= Set problem A =
Answer these questions about the interview excerpt on TikTok and music videos:
(i) Which artist does the speaker say represents the good side of TikTok's effect on music videos?
(ii) What average video length does the speaker expect in five years?
(iii) What did the speaker and the speaker's brother sneak home from their cousin?

= Document section =
————————

In my opinion, mediums like TikTok are the best and worst thing to ever happen to music videos and very much paint a picture of how things will shift over the next few years. Suddenly, new artists are emerging out of the woodwork, this generation has a reignited obsession with camera trickery / clever effects, and there is yet another outlet for music videos to profit and thrive. Bella Poarch represents the good side of this coin: a brand new artist got to make a massive and risky music video because TikTok was a safety net and a proven metric. 

The negative side is that song/video lengths are getting shorter, vertical aspect ratio options are required for every shot, and shortening attention spans cause amazing projects to be ignored as soon as they leave the trending list. In five years, I imagine the average video length will be closer to two minutes, tons of concepts will revolve around having 30 second cutdowns, we will see a lot of brand new artists with good budgets, and widescreen videos will become much rarer. 

I also see tons of videos trying to implement DIY camera tricks so that thousands of others will try to replicate it on TikTok. I don’t mind this as much because it honestly does challenge me as a director to try new and unexpected techniques that will resonate with the audience.

Tell us one thing about yourself that most people won’t know…

I was born the son of a youth pastor in a very conservative family. Growing up, I wasn’t allowed to listen to any type of explicit music or watch any risque television (MTV). I remember the fights my brother and I would have with my parents about wanting to listen to the local rock radio station, or situations like sneaking home a Linkin Park CD from our cousin and hoping our parents wouldn’t take it away. 

A lot of other directors got into the industry because music videos were ingrained into their childhood. For me, I think I was partially drawn to this industry because it was a brand new world I got to dive into as I built my own set of beliefs and ideas outside of the ones that were forced down my throat growing up.

————————

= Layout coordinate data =

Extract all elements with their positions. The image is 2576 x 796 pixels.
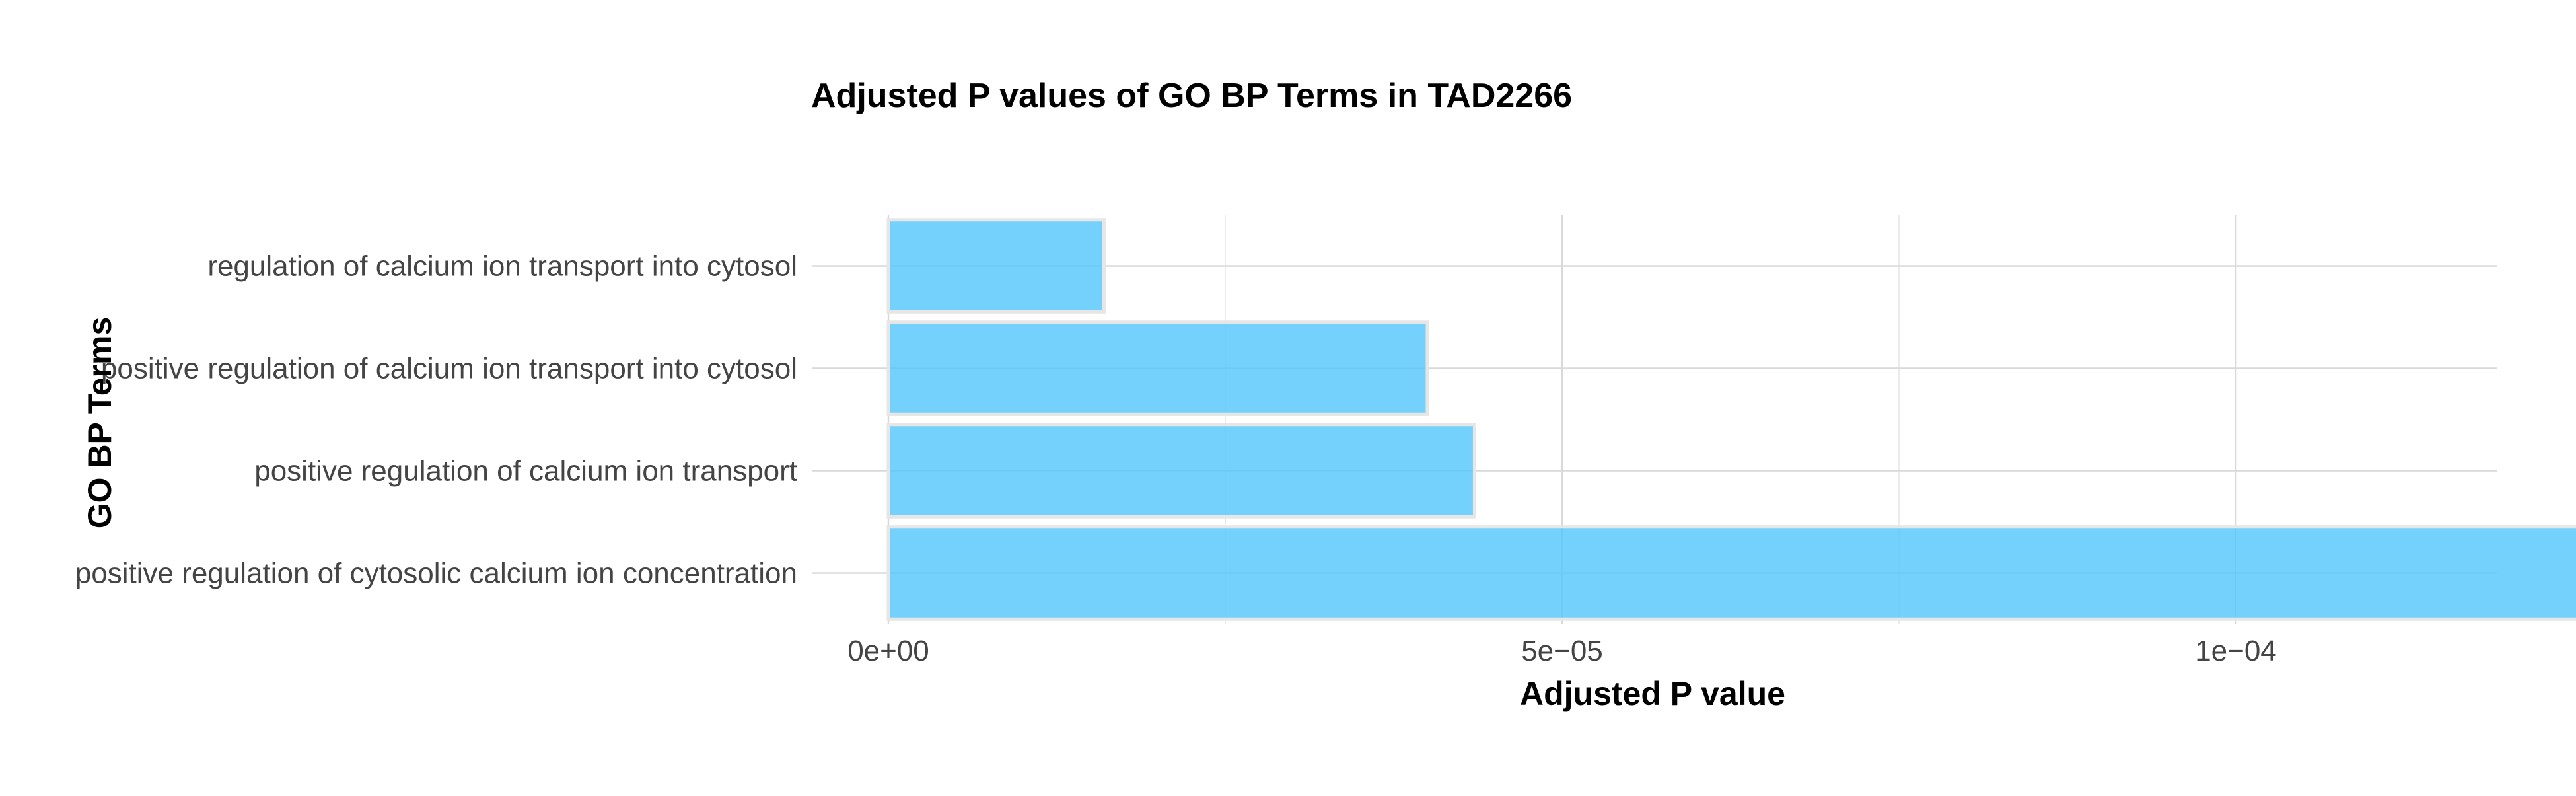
x-axis-title: Adjusted P value	[1520, 675, 1785, 712]
bar	[886, 218, 1106, 314]
y-tick-label: regulation of calcium ion transport into…	[207, 250, 797, 283]
x-tick-labels: 0e+00 5e−05 1e−04	[847, 635, 2277, 667]
y-tick-labels: regulation of calcium ion transport into…	[75, 250, 797, 590]
y-axis-title: GO BP Terms	[81, 317, 118, 528]
x-tick-label: 1e−04	[2195, 635, 2277, 667]
chart-title: Adjusted P values of GO BP Terms in TAD2…	[811, 77, 1572, 115]
bar	[886, 525, 2576, 621]
x-tick-label: 5e−05	[1521, 635, 1603, 667]
y-tick-label: positive regulation of calcium ion trans…	[101, 353, 797, 385]
bar	[886, 320, 1429, 416]
bars-layer	[886, 218, 2576, 621]
y-tick-label: positive regulation of cytosolic calcium…	[75, 558, 797, 590]
x-tick-label: 0e+00	[847, 635, 929, 667]
y-tick-label: positive regulation of calcium ion trans…	[254, 455, 797, 488]
bar	[886, 423, 1476, 519]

————————

= Set problem B =
Please return every line of the records above word for word, leaving out the pictures.

= Worked solution A =
(i) Bella Poarch
(ii) Closer to two minutes
(iii) A Linkin Park CD

= Worked solution B =
Extract all elements with their positions. The image is 2576 x 796 pixels.
x-axis-title: Adjusted P value	[1520, 675, 1785, 712]
bar	[886, 218, 1106, 314]
y-tick-label: regulation of calcium ion transport into…	[207, 250, 797, 283]
x-tick-labels: 0e+00 5e−05 1e−04	[847, 635, 2277, 667]
y-tick-labels: regulation of calcium ion transport into…	[75, 250, 797, 590]
y-axis-title: GO BP Terms	[81, 317, 118, 528]
x-tick-label: 1e−04	[2195, 635, 2277, 667]
chart-title: Adjusted P values of GO BP Terms in TAD2…	[811, 77, 1572, 115]
bar	[886, 525, 2576, 621]
x-tick-label: 5e−05	[1521, 635, 1603, 667]
y-tick-label: positive regulation of calcium ion trans…	[101, 353, 797, 385]
bar	[886, 320, 1429, 416]
bars-layer	[886, 218, 2576, 621]
y-tick-label: positive regulation of cytosolic calcium…	[75, 558, 797, 590]
x-tick-label: 0e+00	[847, 635, 929, 667]
y-tick-label: positive regulation of calcium ion trans…	[254, 455, 797, 488]
bar	[886, 423, 1476, 519]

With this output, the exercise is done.